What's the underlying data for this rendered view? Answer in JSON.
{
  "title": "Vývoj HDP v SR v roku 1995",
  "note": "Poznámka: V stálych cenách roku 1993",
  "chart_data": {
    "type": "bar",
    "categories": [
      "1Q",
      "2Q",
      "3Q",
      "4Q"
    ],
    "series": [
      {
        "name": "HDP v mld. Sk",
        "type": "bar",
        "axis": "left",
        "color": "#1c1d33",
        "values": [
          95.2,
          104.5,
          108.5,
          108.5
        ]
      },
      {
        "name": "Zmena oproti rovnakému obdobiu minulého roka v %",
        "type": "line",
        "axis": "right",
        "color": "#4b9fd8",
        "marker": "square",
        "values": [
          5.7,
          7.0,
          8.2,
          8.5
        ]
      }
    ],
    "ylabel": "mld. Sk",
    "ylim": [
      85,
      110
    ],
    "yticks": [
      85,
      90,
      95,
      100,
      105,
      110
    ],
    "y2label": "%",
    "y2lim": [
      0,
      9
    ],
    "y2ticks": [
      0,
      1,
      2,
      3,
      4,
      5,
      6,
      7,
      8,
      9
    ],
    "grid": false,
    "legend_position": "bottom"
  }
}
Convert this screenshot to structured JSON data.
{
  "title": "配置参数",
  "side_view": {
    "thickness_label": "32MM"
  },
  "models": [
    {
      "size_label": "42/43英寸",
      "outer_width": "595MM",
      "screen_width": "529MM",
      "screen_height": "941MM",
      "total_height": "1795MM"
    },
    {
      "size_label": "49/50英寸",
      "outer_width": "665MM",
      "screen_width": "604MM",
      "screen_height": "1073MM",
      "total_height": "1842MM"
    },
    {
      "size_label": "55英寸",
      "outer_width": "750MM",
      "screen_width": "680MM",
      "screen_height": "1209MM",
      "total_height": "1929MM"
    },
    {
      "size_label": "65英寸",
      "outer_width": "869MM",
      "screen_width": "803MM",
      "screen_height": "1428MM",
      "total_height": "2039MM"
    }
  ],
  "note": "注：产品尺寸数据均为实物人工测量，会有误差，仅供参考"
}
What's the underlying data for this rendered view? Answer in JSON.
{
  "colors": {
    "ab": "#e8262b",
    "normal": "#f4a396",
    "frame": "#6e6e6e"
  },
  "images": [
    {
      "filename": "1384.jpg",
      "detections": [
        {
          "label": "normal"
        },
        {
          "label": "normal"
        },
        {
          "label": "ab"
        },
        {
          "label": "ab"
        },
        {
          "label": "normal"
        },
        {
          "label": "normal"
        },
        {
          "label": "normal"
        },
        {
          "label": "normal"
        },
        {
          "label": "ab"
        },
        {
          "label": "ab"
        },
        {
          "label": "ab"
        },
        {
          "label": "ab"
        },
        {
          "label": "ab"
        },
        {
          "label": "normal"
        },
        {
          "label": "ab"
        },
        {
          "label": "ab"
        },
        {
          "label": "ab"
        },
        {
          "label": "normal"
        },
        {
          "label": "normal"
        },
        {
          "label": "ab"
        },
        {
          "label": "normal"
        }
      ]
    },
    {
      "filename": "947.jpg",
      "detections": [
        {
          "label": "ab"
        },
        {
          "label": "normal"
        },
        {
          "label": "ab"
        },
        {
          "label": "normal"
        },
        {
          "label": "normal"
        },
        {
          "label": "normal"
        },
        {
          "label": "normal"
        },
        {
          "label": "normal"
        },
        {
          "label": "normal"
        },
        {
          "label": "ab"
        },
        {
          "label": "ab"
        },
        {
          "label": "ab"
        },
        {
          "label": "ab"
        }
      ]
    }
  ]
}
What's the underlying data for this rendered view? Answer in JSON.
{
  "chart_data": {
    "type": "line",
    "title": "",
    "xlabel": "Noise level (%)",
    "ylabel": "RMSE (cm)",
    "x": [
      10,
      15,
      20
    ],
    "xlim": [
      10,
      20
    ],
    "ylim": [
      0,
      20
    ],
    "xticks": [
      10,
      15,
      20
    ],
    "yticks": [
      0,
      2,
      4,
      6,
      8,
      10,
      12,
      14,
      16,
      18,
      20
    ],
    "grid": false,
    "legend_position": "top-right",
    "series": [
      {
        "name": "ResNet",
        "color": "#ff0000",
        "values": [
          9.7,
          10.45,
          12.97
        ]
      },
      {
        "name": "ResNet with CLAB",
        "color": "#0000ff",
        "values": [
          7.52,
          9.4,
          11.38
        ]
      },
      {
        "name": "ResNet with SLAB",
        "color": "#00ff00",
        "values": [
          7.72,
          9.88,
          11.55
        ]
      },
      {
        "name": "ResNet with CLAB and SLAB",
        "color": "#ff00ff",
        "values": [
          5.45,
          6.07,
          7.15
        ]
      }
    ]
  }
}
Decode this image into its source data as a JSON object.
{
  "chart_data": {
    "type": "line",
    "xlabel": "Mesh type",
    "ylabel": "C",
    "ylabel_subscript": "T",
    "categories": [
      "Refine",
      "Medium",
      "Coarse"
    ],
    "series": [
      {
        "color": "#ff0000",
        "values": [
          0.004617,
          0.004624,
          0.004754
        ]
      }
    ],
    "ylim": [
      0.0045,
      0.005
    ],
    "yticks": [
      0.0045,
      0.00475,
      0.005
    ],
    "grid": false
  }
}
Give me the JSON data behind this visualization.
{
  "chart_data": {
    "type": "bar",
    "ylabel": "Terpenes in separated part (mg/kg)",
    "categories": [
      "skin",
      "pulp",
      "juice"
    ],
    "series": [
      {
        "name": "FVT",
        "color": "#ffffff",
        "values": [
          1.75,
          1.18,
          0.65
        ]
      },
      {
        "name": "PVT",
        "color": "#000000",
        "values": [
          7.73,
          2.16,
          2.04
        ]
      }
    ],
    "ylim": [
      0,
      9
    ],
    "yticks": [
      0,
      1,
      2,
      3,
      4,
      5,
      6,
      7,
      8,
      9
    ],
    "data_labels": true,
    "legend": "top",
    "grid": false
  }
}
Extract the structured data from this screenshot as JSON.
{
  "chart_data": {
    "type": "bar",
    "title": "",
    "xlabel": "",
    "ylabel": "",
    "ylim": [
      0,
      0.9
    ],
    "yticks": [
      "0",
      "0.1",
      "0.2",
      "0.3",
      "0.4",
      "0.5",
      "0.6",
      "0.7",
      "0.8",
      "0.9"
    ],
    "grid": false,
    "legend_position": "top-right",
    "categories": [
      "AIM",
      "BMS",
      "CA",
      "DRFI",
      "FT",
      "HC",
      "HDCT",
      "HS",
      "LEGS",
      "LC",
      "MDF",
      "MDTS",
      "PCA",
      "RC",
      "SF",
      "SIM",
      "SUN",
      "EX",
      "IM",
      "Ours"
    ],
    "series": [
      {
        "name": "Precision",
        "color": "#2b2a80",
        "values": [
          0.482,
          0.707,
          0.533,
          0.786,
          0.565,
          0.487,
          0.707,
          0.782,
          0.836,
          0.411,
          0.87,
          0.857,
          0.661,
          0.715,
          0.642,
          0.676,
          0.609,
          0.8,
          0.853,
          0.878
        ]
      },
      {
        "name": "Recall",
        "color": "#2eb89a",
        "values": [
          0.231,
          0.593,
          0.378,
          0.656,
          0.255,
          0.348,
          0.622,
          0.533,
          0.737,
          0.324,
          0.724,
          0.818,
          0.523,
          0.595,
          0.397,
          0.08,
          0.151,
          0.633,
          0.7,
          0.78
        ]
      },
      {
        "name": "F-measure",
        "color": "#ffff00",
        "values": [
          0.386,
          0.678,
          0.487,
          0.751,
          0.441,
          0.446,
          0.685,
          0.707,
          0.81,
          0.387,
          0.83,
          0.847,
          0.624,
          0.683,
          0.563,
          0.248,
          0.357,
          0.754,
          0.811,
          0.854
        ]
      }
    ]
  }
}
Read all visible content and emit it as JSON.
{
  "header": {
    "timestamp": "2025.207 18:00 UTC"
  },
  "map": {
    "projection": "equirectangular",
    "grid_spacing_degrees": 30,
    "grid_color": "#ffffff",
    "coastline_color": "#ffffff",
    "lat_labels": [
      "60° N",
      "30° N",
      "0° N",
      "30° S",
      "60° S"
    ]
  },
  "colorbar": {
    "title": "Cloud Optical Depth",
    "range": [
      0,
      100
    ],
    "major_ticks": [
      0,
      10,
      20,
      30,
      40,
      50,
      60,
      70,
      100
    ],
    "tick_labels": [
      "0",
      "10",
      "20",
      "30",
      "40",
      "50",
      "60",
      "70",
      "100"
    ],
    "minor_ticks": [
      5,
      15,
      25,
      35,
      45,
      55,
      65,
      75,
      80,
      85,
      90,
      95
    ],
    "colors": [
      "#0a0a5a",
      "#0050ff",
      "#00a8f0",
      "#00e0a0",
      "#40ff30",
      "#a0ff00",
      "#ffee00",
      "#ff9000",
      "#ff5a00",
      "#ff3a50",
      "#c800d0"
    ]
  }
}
- - - - - - -
REQUIREMENT
Work out how many lines of the data hold the string "this". Reply with that number alone.

EXERCISE SOLUTION
7